- **Available data**:
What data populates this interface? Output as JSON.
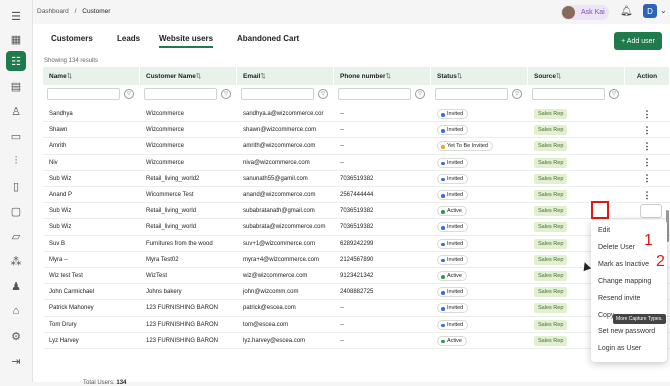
{
  "breadcrumb": [
    "Dashboard",
    "/",
    "Customer"
  ],
  "topbar": {
    "ask_label": "Ask Kai",
    "user_initial": "D"
  },
  "tabs": [
    {
      "label": "Customers",
      "active": false
    },
    {
      "label": "Leads",
      "active": false
    },
    {
      "label": "Website users",
      "active": true
    },
    {
      "label": "Abandoned Cart",
      "active": false
    }
  ],
  "add_button": "+ Add user",
  "showing": "Showing 134 results",
  "columns": [
    "Name",
    "Customer Name",
    "Email",
    "Phone number",
    "Status",
    "Source",
    "Action"
  ],
  "rows": [
    {
      "name": "Sandhya",
      "customer": "Wizcommerce",
      "email": "sandhya.a@wizcommerce.cor",
      "phone": "--",
      "status": "Invited",
      "source": "Sales Rep"
    },
    {
      "name": "Shawn",
      "customer": "Wizcommerce",
      "email": "shawn@wizcommerce.com",
      "phone": "--",
      "status": "Invited",
      "source": "Sales Rep"
    },
    {
      "name": "Amrith",
      "customer": "Wizcommerce",
      "email": "amrith@wizcommerce.com",
      "phone": "--",
      "status": "Yet To Be Invited",
      "source": "Sales Rep"
    },
    {
      "name": "Niv",
      "customer": "Wizcommerce",
      "email": "niva@wizcommerce.com",
      "phone": "--",
      "status": "Invited",
      "source": "Sales Rep"
    },
    {
      "name": "Sub Wiz",
      "customer": "Retail_living_world2",
      "email": "sanunath55@gamil.com",
      "phone": "7036519382",
      "status": "Invited",
      "source": "Sales Rep"
    },
    {
      "name": "Anand P",
      "customer": "Wicommerce Test",
      "email": "anand@wizcommerce.com",
      "phone": "2567444444",
      "status": "Invited",
      "source": "Sales Rep"
    },
    {
      "name": "Sub Wiz",
      "customer": "Retail_living_world",
      "email": "subabratanath@gmail.com",
      "phone": "7036519382",
      "status": "Active",
      "source": "Sales Rep"
    },
    {
      "name": "Sub Wiz",
      "customer": "Retail_living_world",
      "email": "subabrata@wizcommerce.com",
      "phone": "7036519382",
      "status": "Invited",
      "source": "Sales Rep"
    },
    {
      "name": "Suv B",
      "customer": "Furnitures from the wood",
      "email": "suv+1@wizcommerce.com",
      "phone": "6289242299",
      "status": "Invited",
      "source": "Sales Rep"
    },
    {
      "name": "Myra --",
      "customer": "Myra Test02",
      "email": "myra+4@wizcommerce.com",
      "phone": "2124567890",
      "status": "Invited",
      "source": "Sales Rep"
    },
    {
      "name": "Wiz test Test",
      "customer": "WizTest",
      "email": "wiz@wizcommerce.com",
      "phone": "9123421342",
      "status": "Active",
      "source": "Sales Rep"
    },
    {
      "name": "John Carmichael",
      "customer": "Johns bakery",
      "email": "john@wizcomm.com",
      "phone": "2408882725",
      "status": "Invited",
      "source": "Sales Rep"
    },
    {
      "name": "Patrick Mahoney",
      "customer": "123 FURNISHING BARON",
      "email": "patrick@escea.com",
      "phone": "--",
      "status": "Invited",
      "source": "Sales Rep"
    },
    {
      "name": "Tom Drury",
      "customer": "123 FURNISHING BARON",
      "email": "tom@escea.com",
      "phone": "--",
      "status": "Invited",
      "source": "Sales Rep"
    },
    {
      "name": "Lyz Harvey",
      "customer": "123 FURNISHING BARON",
      "email": "lyz.harvey@escea.com",
      "phone": "--",
      "status": "Active",
      "source": "Sales Rep"
    }
  ],
  "status_colors": {
    "Invited": "#3b6fd4",
    "Active": "#2e9a4f",
    "Yet To Be Invited": "#e8a33a"
  },
  "menu": [
    "Edit",
    "Delete User",
    "Mark as Inactive",
    "Change mapping",
    "Resend invite",
    "Copy",
    "Set new password",
    "Login as User"
  ],
  "tooltip": "More Capture Types.",
  "annotations": [
    "1",
    "2"
  ],
  "total_label": "Total Users:",
  "total_value": "134"
}
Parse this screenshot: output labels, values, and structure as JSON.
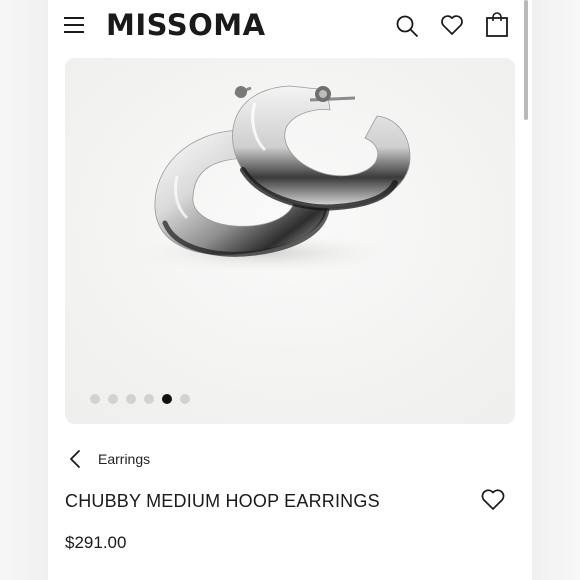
{
  "header": {
    "logo_text": "MISSOMA",
    "menu_icon": "hamburger-menu-icon",
    "search_icon": "search-icon",
    "wishlist_icon": "heart-icon",
    "bag_icon": "shopping-bag-icon"
  },
  "carousel": {
    "slide_count": 6,
    "active_slide": 5,
    "image_alt": "Chubby medium hoop earrings in silver"
  },
  "breadcrumb": {
    "back_icon": "chevron-left-icon",
    "label": "Earrings"
  },
  "product": {
    "name": "CHUBBY MEDIUM HOOP EARRINGS",
    "price": "$291.00",
    "favorite_icon": "heart-icon"
  },
  "colors": {
    "text": "#1a1a1a",
    "image_background": "#f5f5f4",
    "dot_active": "#111111",
    "dot_inactive": "#d2d2d2"
  }
}
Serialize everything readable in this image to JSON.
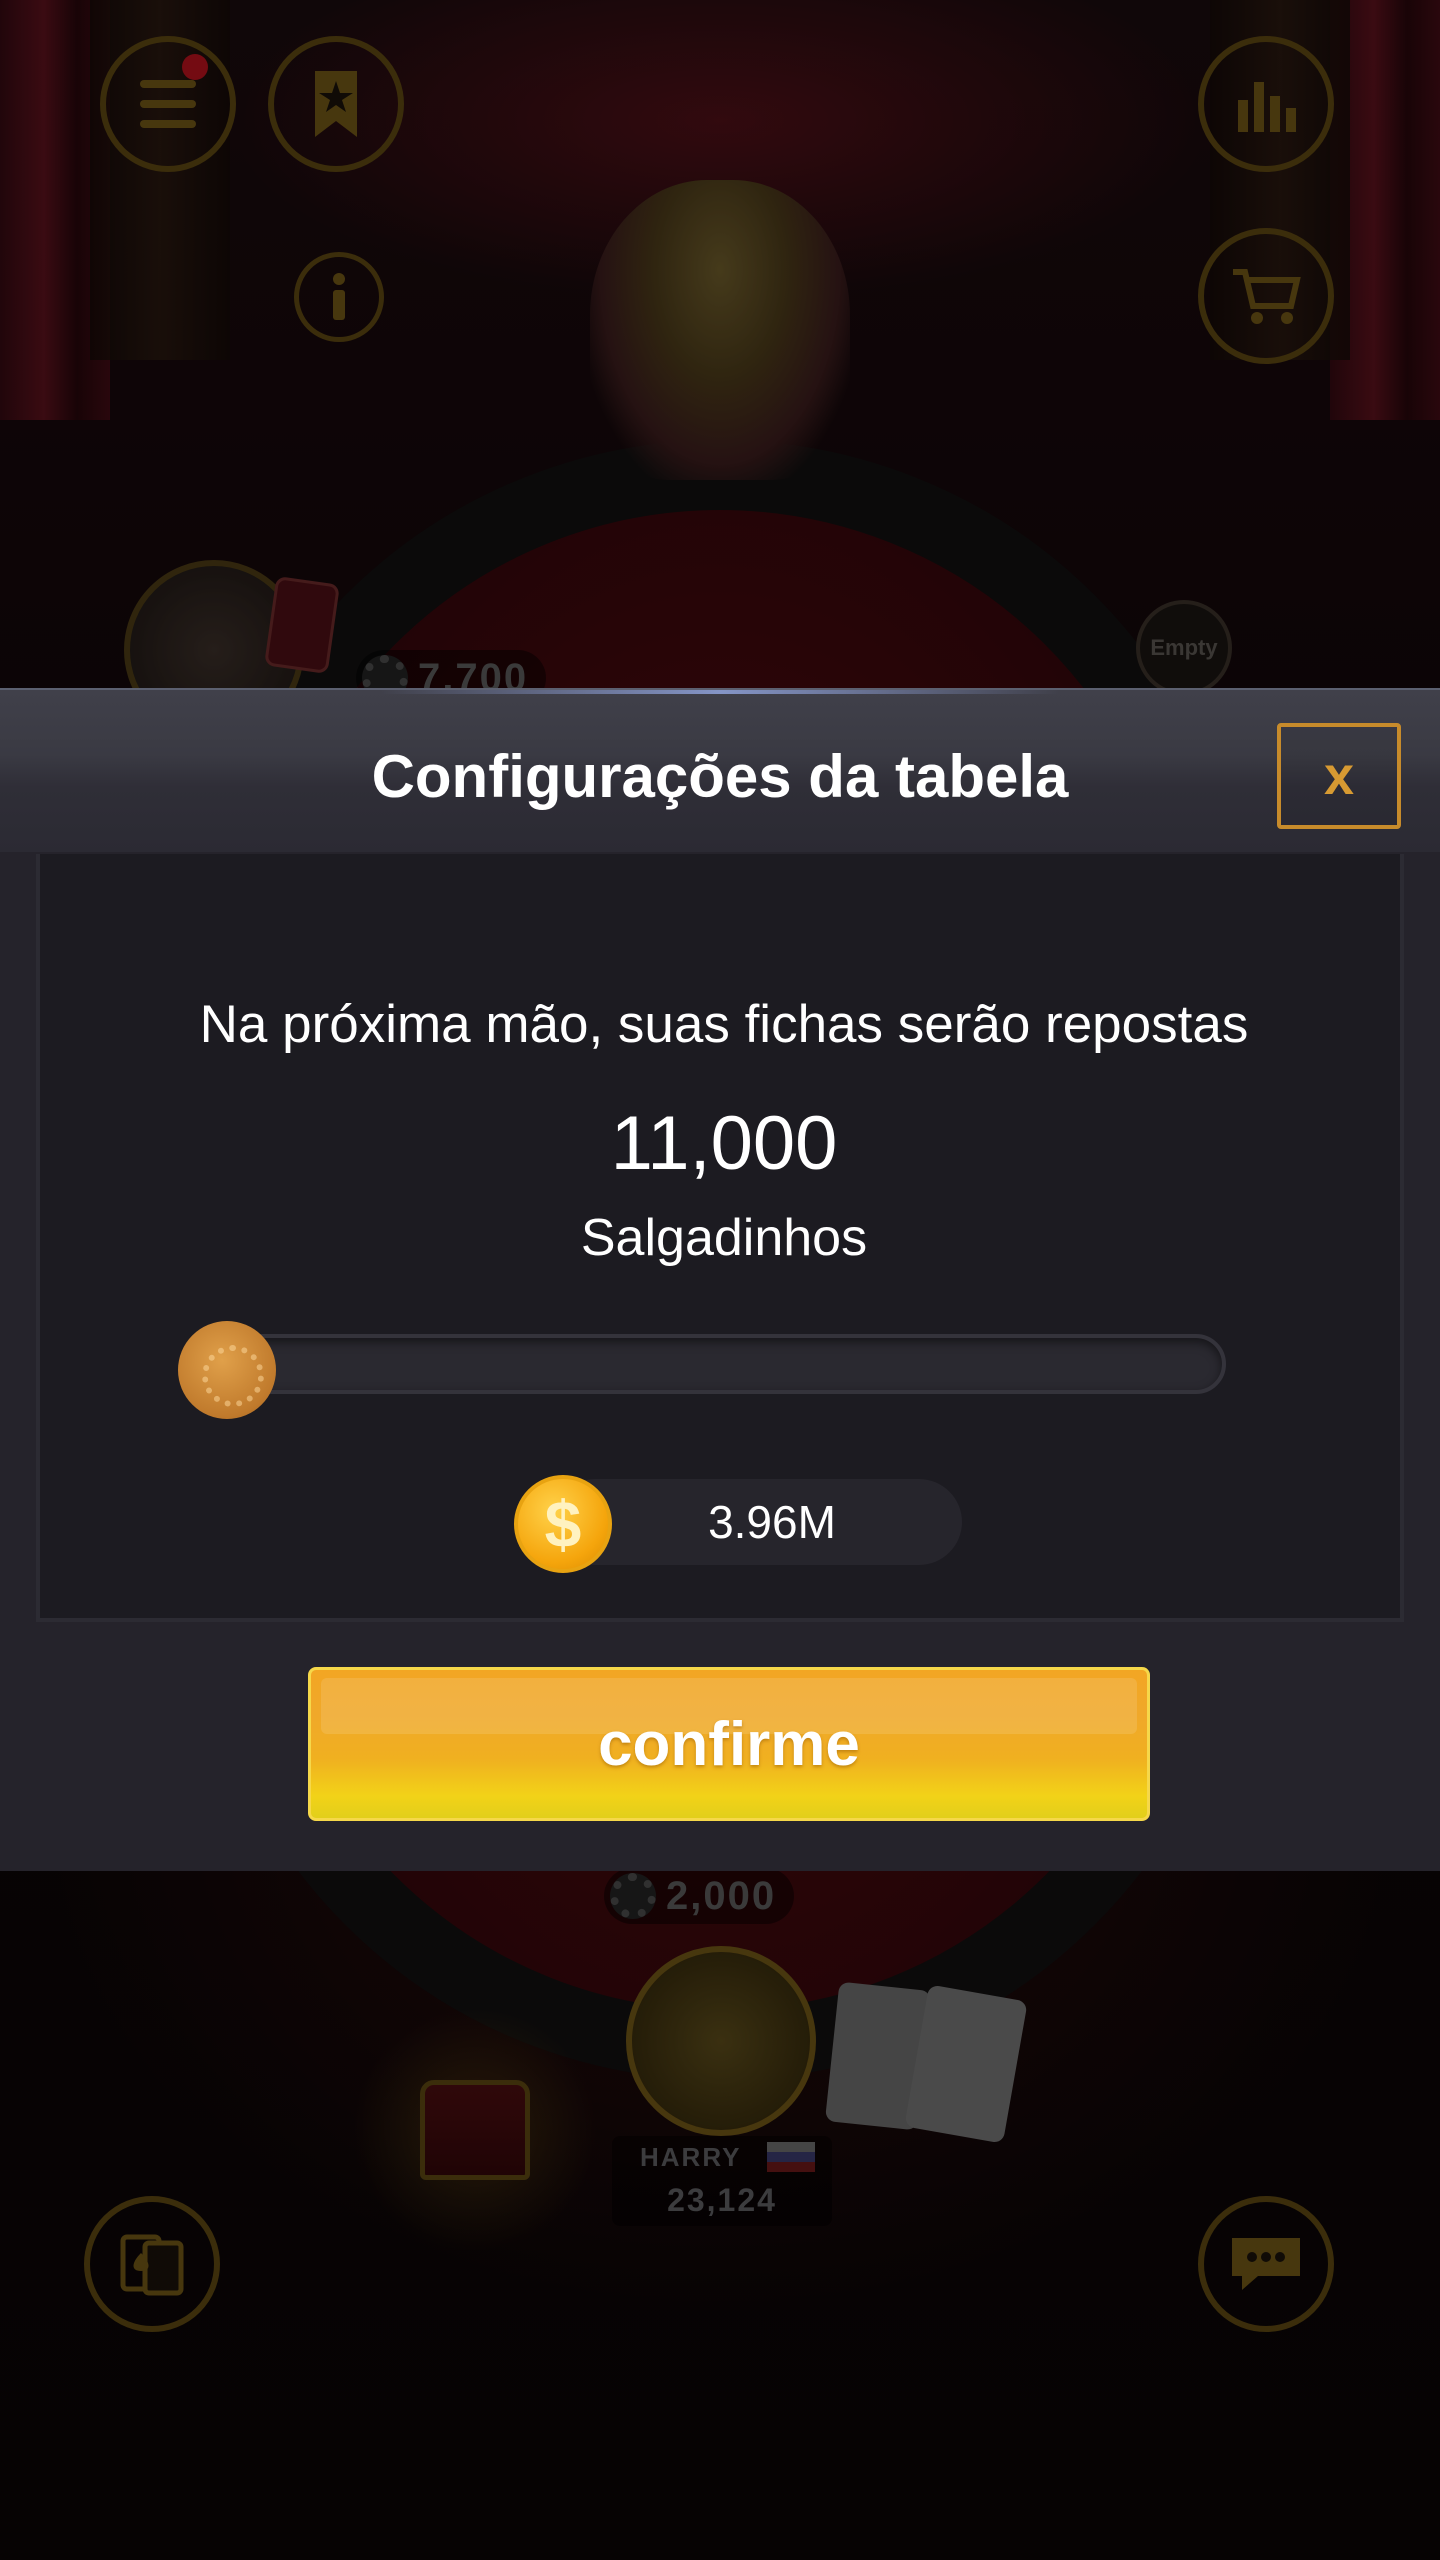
{
  "background": {
    "top_left_icons": [
      "menu-icon",
      "bookmark-star-icon",
      "info-icon"
    ],
    "top_right_icons": [
      "stats-icon",
      "cart-icon"
    ],
    "bottom_left_icon": "cards-icon",
    "bottom_right_icon": "chat-icon",
    "empty_seat_label": "Empty",
    "left_player_chips": "7,700",
    "pot_chips": "2,000",
    "player": {
      "name": "HARRY",
      "chips": "23,124"
    }
  },
  "dialog": {
    "title": "Configurações da tabela",
    "close_label": "x",
    "message": "Na próxima mão, suas fichas serão repostas",
    "chip_value": "11,000",
    "chip_unit": "Salgadinhos",
    "slider_level": 0,
    "balance": "3.96M",
    "coin_symbol": "$",
    "confirm_label": "confirme"
  },
  "colors": {
    "accent_gold": "#d79a32",
    "confirm_yellow": "#f2d218",
    "panel_dark": "#1c1b21"
  }
}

- **Task instructions**:
Identify the lines in the entries above that contain "JSON", then copy them out.

- **Final result**:
What data populates this interface? Output as JSON.
Parse this screenshot: output labels, values, and structure as JSON.
Serialize everything readable in this image to JSON.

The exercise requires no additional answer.